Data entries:

++++

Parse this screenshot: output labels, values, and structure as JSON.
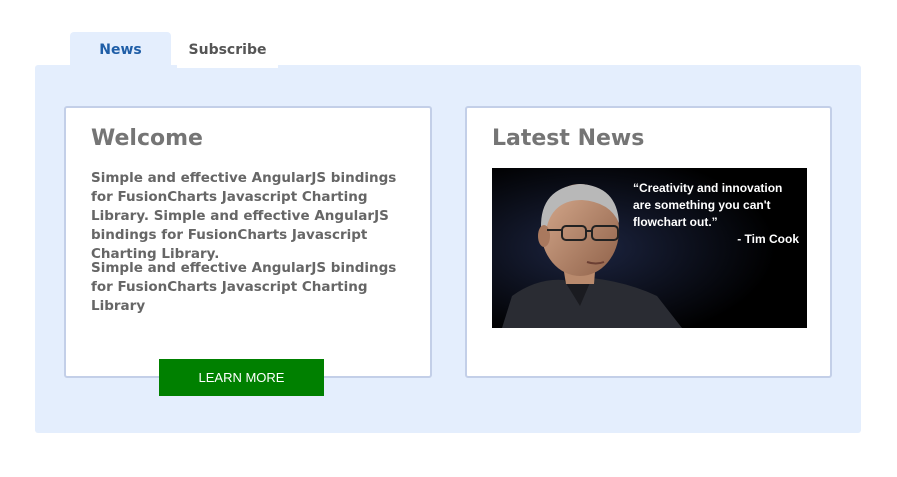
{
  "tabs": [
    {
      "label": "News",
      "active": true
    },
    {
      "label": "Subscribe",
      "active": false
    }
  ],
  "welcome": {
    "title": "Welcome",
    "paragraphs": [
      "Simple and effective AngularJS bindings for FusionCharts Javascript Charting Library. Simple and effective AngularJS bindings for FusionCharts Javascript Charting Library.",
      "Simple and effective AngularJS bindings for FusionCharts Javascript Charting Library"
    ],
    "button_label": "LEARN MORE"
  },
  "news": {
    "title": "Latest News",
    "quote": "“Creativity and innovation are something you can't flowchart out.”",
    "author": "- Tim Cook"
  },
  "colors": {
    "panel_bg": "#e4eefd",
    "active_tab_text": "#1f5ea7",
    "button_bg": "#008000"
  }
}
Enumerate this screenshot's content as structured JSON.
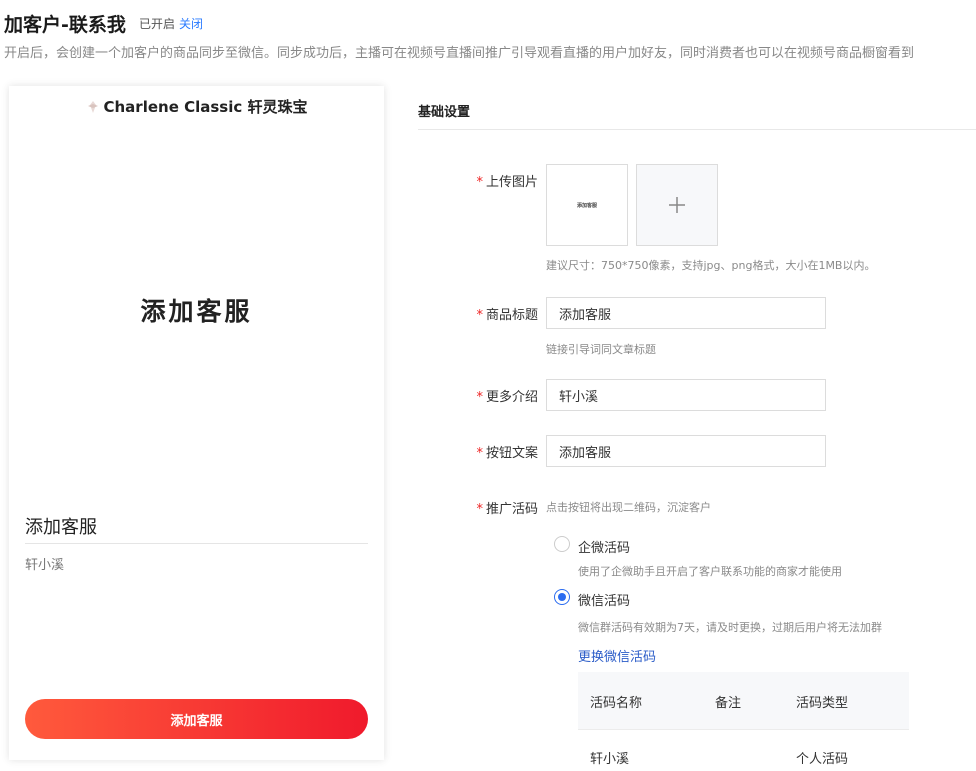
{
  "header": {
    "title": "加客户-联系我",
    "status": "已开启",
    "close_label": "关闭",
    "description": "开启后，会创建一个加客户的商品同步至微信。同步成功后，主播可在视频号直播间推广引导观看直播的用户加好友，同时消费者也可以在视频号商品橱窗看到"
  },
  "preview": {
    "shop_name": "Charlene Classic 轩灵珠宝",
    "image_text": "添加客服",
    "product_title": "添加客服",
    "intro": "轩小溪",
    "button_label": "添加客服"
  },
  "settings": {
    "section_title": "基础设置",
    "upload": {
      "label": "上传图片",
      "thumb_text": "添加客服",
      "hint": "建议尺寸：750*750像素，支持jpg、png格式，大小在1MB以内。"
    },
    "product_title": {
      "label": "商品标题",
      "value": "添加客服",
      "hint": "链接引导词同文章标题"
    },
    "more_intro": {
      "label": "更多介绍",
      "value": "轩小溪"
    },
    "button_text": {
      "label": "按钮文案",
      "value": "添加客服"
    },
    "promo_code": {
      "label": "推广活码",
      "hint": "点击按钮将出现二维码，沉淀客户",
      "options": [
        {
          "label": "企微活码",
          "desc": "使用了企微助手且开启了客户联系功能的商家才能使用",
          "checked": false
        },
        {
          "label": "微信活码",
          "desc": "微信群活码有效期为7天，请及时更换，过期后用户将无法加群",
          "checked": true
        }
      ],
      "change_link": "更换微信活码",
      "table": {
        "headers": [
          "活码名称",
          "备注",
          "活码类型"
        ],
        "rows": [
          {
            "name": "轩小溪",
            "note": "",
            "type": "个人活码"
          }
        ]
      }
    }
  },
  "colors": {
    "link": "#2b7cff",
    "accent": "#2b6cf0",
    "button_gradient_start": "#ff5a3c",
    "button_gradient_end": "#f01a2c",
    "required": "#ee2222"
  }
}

++++

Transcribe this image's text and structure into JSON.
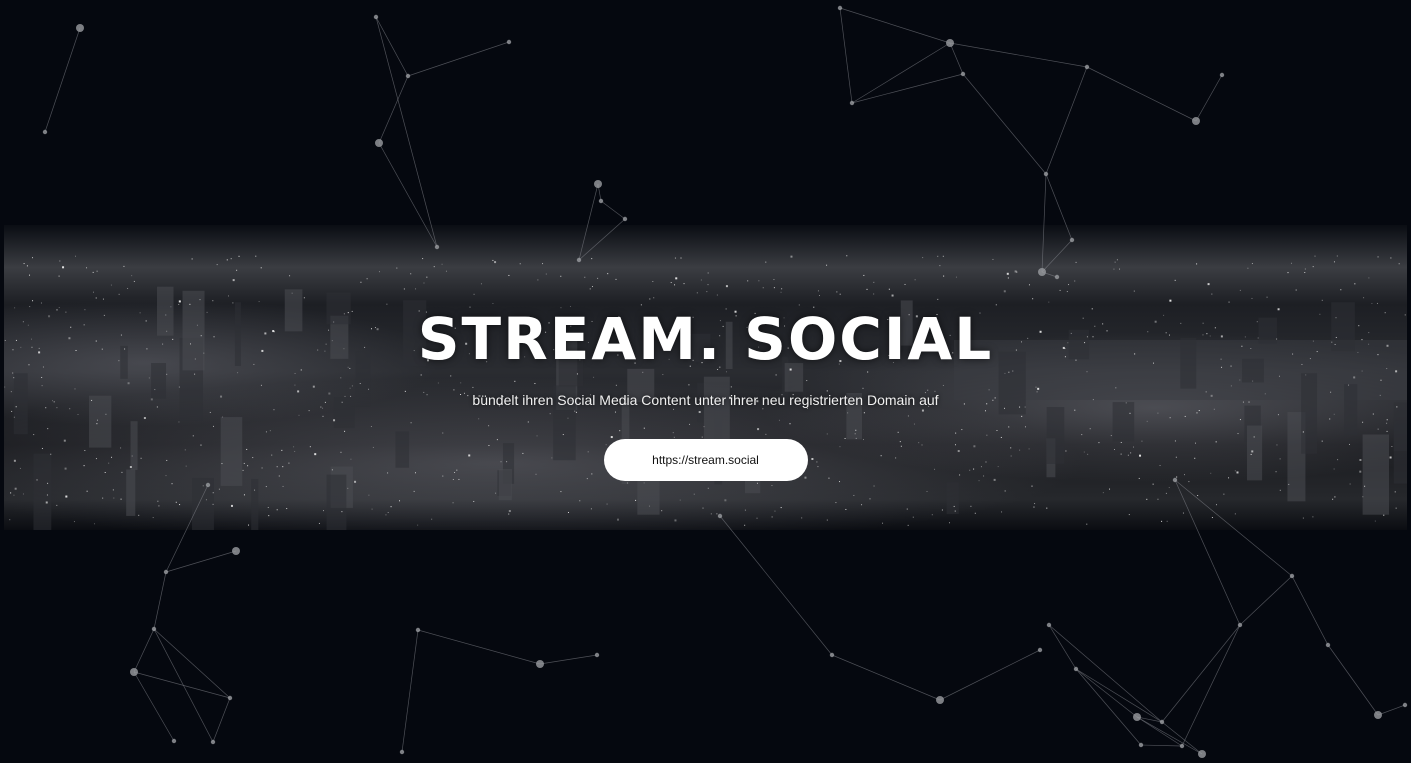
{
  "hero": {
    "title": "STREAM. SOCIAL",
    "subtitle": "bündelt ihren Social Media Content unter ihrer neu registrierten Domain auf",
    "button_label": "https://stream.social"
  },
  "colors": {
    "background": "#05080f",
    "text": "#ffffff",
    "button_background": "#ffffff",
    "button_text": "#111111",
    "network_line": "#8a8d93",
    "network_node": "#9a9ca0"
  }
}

++++

WHAT YOU SHOULD DO - Each line in the data that holds the string "添加客服" should be found and copied.

FINAL ANSWER -
    "image_text": "添加客服",
    "product_title": "添加客服",
    "button_label": "添加客服"
      "thumb_text": "添加客服",
      "value": "添加客服",
      "value": "添加客服"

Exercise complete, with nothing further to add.